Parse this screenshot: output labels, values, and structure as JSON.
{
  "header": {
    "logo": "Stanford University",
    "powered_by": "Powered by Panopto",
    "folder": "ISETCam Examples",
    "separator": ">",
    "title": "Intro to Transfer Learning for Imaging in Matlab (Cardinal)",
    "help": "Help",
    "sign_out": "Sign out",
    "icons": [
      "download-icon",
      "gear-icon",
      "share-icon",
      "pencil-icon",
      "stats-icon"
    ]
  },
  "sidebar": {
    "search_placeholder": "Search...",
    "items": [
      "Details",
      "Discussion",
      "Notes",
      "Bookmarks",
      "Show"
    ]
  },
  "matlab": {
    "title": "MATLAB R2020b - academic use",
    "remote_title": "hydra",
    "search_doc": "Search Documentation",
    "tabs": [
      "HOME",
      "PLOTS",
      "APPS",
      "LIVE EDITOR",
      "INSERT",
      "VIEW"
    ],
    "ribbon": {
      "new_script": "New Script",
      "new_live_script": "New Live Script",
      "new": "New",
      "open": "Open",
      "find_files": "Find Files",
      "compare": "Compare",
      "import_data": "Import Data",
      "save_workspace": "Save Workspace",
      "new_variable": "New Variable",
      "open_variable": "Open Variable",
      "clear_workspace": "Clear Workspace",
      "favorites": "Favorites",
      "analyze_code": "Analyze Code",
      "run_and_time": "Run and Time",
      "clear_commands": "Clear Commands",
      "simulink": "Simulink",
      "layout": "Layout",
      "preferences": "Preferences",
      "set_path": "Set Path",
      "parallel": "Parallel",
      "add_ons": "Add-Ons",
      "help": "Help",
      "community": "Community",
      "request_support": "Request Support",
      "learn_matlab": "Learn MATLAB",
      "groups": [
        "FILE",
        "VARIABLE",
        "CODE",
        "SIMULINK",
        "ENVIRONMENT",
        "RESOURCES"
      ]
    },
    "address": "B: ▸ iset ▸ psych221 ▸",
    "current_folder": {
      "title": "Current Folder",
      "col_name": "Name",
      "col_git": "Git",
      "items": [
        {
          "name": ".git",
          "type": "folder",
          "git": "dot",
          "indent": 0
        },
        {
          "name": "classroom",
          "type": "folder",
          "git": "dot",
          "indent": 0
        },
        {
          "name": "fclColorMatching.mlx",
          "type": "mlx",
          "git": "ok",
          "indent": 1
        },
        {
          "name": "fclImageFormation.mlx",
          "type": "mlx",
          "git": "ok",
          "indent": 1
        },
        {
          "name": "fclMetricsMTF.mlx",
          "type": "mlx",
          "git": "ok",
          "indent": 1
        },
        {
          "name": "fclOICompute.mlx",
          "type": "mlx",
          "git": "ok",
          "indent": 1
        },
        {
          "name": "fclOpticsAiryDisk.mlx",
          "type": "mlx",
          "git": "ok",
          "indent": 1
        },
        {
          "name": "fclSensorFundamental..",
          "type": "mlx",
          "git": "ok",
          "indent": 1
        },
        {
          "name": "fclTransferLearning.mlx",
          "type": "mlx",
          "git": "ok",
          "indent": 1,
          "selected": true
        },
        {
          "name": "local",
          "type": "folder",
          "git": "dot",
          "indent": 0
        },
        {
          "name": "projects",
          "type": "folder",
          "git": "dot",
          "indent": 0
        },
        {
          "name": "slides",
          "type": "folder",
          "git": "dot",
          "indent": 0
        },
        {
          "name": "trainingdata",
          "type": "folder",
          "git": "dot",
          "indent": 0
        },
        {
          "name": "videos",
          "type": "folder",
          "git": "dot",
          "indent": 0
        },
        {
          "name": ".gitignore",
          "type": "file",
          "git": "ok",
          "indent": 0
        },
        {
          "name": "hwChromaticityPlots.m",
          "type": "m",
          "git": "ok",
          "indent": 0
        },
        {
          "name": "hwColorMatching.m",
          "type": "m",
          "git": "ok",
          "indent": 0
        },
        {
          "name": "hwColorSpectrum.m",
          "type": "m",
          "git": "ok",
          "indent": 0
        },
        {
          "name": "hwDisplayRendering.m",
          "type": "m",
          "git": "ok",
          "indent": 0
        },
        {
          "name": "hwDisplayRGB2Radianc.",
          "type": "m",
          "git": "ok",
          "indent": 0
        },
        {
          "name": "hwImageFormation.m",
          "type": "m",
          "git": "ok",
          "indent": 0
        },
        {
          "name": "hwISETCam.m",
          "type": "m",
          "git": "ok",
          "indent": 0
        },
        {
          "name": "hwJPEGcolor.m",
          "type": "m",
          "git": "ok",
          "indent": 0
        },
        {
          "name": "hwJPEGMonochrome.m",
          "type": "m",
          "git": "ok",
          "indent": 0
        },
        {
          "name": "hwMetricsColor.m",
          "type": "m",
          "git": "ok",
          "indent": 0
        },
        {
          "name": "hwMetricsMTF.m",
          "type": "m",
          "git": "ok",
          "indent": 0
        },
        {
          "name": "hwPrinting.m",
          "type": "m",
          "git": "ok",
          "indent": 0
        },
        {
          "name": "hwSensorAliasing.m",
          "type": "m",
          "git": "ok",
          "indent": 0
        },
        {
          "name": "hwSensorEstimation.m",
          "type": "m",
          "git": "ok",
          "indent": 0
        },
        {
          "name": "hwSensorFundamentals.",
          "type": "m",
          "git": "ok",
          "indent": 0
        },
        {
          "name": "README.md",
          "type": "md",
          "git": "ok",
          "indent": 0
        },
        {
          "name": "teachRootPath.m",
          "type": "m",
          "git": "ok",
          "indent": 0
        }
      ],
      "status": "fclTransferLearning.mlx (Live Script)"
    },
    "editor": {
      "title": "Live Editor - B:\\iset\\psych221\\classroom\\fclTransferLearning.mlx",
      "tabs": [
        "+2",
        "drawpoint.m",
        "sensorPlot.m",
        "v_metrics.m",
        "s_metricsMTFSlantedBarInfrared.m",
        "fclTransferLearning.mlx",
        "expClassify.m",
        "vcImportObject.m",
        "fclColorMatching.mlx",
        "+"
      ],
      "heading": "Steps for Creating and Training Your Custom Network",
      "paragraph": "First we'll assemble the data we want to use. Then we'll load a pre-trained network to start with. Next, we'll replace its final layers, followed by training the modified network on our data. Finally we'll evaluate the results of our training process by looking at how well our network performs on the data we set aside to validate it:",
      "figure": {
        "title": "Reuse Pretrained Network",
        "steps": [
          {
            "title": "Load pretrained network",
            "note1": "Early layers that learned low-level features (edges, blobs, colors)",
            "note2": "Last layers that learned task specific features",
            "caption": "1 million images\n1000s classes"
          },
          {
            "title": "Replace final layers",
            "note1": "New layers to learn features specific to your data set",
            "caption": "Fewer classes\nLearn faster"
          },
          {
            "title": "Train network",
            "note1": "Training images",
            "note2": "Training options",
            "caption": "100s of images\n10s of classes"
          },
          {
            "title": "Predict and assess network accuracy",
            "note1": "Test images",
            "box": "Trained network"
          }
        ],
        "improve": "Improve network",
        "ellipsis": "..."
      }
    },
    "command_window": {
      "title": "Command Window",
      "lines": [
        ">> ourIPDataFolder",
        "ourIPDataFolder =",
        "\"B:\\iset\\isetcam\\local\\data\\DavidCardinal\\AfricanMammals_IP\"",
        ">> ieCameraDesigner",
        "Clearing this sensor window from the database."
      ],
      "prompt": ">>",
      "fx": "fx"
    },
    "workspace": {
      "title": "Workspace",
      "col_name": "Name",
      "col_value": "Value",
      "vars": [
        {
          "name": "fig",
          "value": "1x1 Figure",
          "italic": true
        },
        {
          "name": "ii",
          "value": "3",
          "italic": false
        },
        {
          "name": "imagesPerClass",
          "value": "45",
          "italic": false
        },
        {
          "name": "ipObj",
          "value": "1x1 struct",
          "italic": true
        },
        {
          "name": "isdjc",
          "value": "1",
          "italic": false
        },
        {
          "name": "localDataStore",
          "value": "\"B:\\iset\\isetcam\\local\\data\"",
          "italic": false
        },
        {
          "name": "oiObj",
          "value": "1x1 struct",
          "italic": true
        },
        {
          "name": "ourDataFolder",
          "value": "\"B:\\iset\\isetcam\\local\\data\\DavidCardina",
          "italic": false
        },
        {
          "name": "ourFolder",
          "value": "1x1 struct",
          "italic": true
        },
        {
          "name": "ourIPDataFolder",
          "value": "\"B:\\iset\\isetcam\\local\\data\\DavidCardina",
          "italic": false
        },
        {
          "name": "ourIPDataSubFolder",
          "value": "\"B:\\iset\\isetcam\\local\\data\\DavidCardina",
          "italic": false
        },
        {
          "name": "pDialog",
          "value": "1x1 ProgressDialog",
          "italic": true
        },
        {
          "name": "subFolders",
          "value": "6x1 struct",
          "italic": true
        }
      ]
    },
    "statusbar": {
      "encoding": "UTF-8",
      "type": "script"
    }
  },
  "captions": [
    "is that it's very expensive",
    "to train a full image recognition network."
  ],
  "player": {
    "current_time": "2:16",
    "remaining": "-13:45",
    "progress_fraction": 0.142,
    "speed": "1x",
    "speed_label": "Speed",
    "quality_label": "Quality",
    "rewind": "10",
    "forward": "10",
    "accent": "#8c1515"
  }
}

__________________________________________________

Identify each line holding the string "final", and copy it out.

■ Result for this exercise:
      "paragraph": "First we'll assemble the data we want to use. Then we'll load a pre-trained network to start with. Next, we'll replace its final layers, followed by training the modified network on our data. Finally we'll evaluate the results of our training process by looking at how well our network performs on the data we set aside to validate it:",
            "title": "Replace final layers",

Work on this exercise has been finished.